◆ DATA FOR THIS EXERCISE:
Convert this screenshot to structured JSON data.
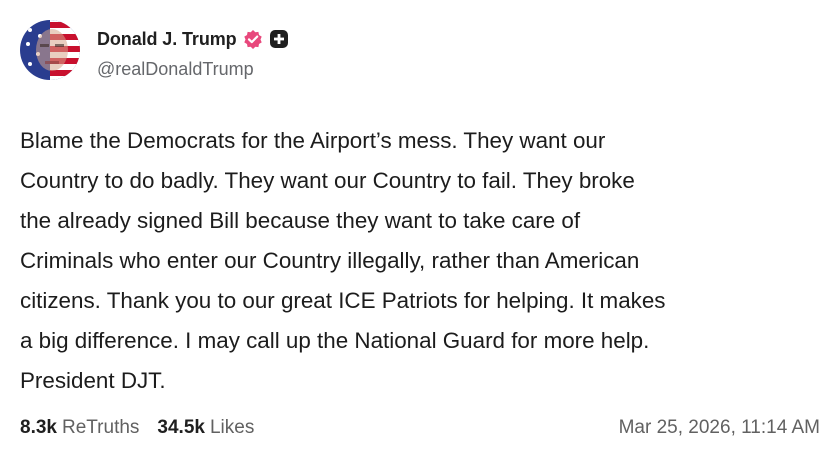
{
  "author": {
    "display_name": "Donald J. Trump",
    "handle": "@realDonaldTrump",
    "avatar_icon": "flag-portrait-avatar",
    "verified_icon": "verified-badge-icon",
    "verified_color": "#e8487c",
    "plus_icon": "plus-badge-icon"
  },
  "post": {
    "text": "Blame the Democrats for the Airport’s mess. They want our\nCountry to do badly. They want our Country to fail. They broke\nthe already signed Bill because they want to take care of\nCriminals who enter our Country illegally, rather than American\ncitizens. Thank you to our great ICE Patriots for helping. It makes\na big difference. I may call up the National Guard for more help.\nPresident DJT."
  },
  "stats": {
    "retruths_count": "8.3k",
    "retruths_label": "ReTruths",
    "likes_count": "34.5k",
    "likes_label": "Likes"
  },
  "timestamp": "Mar 25, 2026, 11:14 AM"
}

◆ REQUIRED WORK:
Omitting all images, retype each line of the records precisely.

◆ RESULT:
Convert this screenshot to structured JSON data.
{
  "author": {
    "display_name": "Donald J. Trump",
    "handle": "@realDonaldTrump",
    "avatar_icon": "flag-portrait-avatar",
    "verified_icon": "verified-badge-icon",
    "verified_color": "#e8487c",
    "plus_icon": "plus-badge-icon"
  },
  "post": {
    "text": "Blame the Democrats for the Airport’s mess. They want our\nCountry to do badly. They want our Country to fail. They broke\nthe already signed Bill because they want to take care of\nCriminals who enter our Country illegally, rather than American\ncitizens. Thank you to our great ICE Patriots for helping. It makes\na big difference. I may call up the National Guard for more help.\nPresident DJT."
  },
  "stats": {
    "retruths_count": "8.3k",
    "retruths_label": "ReTruths",
    "likes_count": "34.5k",
    "likes_label": "Likes"
  },
  "timestamp": "Mar 25, 2026, 11:14 AM"
}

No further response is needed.